◆ SELECTED EXCERPT:
++++++

# How to stop other cats spraying up the cat flap?



## McSquirtle (Jan 13, 2012)

It's driving me bonkers! I have to fully wash the flap and tunnel at least once a day, and by morning the smell is so strong it smells if you stand by it. There's one stray tom that visits and definitely sprays, but there could be more than one. I also feel quite sorry for my two having to use it when it's covered in another cats pee! 
Any ideas?


----------



## lorilu (Sep 6, 2009)

Trap the stray and have him neutered.


----------



## OrientalSlave (Jan 26, 2012)

lorilu said:


> Trap the stray and have him neutered.


That was my answer to a similar problem.


----------



## chillminx (Nov 22, 2010)

I am afraid that other than Lorilu's good advice the only alternative would be to lock the catflap, cover the outside with a piece of wood so the tom cat no longer sees it as a cat flap. Then let your own cats in and out of the back door manually. Not much fun for you or your cats, but you may be able to open up the flap in a few mths if the stray cat has moved on by then. 

Incidentally strange cats often spray the cat flap or the door when they have actually been in the house - are you sure a strange cat is not getting in? 
i.e. you do have the protection of a microchip catflap and the battery is working OK?

++++++

◆ PROVIDED MATERIAL:
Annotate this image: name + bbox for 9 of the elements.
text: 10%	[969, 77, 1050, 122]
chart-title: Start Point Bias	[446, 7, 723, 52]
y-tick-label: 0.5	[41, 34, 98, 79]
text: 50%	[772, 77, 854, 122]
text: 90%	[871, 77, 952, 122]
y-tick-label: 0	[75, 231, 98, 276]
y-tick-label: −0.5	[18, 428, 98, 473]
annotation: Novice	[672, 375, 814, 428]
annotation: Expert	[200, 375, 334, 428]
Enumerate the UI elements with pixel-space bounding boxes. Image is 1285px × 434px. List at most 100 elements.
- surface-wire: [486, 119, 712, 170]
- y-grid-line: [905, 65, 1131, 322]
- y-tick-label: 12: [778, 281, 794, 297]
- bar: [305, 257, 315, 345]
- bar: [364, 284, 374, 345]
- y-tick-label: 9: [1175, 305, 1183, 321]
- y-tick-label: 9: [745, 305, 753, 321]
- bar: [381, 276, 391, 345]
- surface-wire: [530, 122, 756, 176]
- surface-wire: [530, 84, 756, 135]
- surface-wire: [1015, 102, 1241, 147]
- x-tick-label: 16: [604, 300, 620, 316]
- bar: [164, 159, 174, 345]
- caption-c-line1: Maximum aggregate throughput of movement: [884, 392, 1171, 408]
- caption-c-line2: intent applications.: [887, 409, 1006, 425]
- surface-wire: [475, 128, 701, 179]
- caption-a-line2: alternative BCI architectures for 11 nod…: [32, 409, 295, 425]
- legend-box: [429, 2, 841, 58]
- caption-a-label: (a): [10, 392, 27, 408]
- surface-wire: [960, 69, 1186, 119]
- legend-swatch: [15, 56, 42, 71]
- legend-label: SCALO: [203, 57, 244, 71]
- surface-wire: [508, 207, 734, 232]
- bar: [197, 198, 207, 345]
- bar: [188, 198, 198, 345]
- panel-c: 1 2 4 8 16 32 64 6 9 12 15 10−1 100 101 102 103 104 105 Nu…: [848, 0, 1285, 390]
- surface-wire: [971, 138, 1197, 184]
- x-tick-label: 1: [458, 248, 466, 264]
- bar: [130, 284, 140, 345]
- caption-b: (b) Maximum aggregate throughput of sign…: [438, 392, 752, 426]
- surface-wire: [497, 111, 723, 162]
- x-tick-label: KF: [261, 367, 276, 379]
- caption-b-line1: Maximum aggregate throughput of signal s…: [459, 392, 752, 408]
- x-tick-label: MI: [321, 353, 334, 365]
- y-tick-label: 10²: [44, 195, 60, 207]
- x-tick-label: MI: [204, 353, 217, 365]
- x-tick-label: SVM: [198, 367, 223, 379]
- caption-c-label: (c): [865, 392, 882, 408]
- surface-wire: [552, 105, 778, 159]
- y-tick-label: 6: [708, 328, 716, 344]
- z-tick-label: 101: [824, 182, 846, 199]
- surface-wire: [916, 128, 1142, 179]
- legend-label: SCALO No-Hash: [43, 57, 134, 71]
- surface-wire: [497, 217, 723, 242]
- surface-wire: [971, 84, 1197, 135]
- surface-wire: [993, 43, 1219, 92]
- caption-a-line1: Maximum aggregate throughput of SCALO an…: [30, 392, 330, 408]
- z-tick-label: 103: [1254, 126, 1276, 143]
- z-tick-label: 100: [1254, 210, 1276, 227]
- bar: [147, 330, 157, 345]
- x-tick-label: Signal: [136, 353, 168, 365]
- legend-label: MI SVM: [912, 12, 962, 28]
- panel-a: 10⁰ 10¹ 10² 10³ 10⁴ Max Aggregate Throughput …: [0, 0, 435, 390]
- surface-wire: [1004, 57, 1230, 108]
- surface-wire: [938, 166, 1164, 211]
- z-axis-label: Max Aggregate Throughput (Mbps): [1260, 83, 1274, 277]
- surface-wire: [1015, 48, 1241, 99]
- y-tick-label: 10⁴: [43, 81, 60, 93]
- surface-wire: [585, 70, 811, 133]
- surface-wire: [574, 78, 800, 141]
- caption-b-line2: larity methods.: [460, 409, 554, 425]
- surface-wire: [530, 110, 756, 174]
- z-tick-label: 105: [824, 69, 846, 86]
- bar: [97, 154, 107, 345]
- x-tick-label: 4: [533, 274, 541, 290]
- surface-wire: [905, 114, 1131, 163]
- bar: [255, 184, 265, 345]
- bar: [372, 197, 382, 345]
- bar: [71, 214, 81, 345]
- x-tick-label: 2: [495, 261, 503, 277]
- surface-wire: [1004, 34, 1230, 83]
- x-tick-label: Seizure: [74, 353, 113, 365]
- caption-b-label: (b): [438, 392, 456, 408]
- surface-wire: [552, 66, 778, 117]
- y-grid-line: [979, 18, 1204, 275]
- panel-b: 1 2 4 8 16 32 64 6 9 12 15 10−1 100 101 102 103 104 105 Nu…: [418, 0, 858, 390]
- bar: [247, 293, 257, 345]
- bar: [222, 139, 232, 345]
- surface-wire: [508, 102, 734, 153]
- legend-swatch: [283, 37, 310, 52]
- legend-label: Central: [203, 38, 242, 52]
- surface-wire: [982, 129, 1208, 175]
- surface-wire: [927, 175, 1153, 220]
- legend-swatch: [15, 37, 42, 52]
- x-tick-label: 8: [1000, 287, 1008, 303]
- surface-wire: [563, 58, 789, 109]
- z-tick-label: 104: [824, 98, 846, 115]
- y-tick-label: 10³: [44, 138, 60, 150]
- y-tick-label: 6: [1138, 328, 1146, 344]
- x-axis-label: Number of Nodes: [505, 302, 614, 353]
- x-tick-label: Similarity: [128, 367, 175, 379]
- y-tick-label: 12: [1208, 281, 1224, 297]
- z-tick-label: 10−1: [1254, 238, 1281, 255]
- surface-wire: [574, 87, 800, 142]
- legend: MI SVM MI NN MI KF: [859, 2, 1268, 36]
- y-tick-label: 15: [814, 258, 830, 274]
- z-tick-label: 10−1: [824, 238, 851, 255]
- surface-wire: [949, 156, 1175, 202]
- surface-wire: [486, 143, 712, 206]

++++++

◆ SET EXERCISE A: Name every forum user who posted in the cat flap thread.
◆ SET EXERCISE B:
Answer these from the cat flap thread, one per line:
(i) How often does the first poster wash the flap and tunnel?
(ii) What does chillminx suggest covering the outside of the flap with?
(iii) What kind of cat flap does chillminx ask about?
◆ SET EXERCISE C:
Do these statements agree with the cat flap thread? Give yes or no, and quote the words that decide it.
(i) The first poster is certain that only one cat is spraying.
(ii) OrientalSlave gave the same answer as lorilu to a similar problem.
(iii) chillminx says the flap might be opened again after a few months.

◆ FULL RESPONSE A: McSquirtle, lorilu, OrientalSlave, chillminx

◆ FULL RESPONSE B:
(i) At least once a day
(ii) A piece of wood
(iii) A microchip catflap

◆ FULL RESPONSE C:
(i) No: "but there could be more than one"
(ii) Yes: "That was my answer to a similar problem."
(iii) Yes: "you may be able to open up the flap in a few mths if the stray cat has moved on by then"